Exercise aim. Your task is to count the lines of the entries below that include the word "this" and to give only the resulting number.

— start of Task input —

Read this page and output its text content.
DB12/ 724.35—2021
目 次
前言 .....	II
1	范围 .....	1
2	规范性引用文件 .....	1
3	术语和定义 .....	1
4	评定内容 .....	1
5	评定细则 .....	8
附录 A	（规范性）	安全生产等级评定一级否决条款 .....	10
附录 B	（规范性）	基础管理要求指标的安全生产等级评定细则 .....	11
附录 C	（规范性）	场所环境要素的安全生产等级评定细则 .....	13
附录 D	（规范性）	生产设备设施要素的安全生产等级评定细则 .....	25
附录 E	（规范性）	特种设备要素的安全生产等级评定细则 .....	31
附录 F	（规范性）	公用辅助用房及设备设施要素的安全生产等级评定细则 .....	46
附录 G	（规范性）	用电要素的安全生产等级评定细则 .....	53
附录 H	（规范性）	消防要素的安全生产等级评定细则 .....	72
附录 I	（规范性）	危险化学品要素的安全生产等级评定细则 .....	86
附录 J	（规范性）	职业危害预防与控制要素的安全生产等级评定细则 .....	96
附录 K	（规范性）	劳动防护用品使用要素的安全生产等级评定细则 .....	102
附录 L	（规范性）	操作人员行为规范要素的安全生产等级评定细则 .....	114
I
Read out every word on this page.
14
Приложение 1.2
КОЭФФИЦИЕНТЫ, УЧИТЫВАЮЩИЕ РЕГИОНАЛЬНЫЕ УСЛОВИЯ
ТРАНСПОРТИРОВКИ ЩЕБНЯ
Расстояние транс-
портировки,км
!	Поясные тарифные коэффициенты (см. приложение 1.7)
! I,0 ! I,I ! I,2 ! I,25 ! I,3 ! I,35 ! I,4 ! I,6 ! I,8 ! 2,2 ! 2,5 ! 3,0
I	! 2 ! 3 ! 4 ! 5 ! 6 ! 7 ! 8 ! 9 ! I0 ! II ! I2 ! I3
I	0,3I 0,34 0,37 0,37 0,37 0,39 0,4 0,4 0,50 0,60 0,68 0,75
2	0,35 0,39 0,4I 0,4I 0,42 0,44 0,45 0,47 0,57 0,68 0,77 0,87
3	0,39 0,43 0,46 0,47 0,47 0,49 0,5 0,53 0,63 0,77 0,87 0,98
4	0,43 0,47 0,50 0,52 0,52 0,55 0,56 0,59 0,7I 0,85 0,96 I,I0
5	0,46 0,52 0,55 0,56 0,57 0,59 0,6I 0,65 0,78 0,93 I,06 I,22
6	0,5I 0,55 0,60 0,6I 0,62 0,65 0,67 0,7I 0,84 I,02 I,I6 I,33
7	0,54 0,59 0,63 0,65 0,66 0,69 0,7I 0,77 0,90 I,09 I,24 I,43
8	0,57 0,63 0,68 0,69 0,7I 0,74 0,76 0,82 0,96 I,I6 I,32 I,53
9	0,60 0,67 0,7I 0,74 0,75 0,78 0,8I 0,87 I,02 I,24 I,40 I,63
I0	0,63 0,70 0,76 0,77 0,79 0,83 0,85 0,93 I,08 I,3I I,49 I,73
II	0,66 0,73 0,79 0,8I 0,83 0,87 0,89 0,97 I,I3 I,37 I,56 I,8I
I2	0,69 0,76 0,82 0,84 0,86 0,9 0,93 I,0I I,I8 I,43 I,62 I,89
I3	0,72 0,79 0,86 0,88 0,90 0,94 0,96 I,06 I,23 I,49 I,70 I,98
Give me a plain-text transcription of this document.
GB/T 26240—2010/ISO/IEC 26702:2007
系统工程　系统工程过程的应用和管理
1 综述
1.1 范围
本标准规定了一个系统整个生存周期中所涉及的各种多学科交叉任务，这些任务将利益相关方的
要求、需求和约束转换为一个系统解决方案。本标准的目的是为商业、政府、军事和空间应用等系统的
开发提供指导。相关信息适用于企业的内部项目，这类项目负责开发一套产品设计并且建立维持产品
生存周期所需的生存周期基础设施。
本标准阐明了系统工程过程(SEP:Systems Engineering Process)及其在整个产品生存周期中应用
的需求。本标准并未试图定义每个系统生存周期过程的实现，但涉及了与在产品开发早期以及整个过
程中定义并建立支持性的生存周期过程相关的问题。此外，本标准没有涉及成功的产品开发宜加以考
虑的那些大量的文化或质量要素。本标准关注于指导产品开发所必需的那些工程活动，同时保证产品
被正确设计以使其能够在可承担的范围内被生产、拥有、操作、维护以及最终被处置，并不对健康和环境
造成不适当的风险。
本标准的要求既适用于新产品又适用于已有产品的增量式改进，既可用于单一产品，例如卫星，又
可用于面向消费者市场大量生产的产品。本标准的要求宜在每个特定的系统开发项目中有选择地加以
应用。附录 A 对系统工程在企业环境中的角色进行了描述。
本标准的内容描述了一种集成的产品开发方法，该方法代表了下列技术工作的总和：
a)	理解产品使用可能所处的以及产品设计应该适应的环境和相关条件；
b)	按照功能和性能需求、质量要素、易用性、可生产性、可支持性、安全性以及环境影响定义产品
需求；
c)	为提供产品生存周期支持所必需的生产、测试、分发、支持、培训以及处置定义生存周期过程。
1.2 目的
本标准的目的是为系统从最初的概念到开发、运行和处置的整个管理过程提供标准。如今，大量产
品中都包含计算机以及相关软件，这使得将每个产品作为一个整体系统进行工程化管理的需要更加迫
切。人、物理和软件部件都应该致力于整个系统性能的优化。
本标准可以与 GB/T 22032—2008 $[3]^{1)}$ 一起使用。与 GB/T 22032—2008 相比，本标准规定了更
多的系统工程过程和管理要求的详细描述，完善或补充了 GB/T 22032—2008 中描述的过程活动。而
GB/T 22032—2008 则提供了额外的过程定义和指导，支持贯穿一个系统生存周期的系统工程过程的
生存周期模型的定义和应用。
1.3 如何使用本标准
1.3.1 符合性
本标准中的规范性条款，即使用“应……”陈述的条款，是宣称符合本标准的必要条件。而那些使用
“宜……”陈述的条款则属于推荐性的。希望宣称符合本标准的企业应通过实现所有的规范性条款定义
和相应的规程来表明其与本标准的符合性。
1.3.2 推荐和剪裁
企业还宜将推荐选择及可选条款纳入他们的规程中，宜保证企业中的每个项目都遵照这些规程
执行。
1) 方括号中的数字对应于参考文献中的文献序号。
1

— end of Task input —

Task answer. 3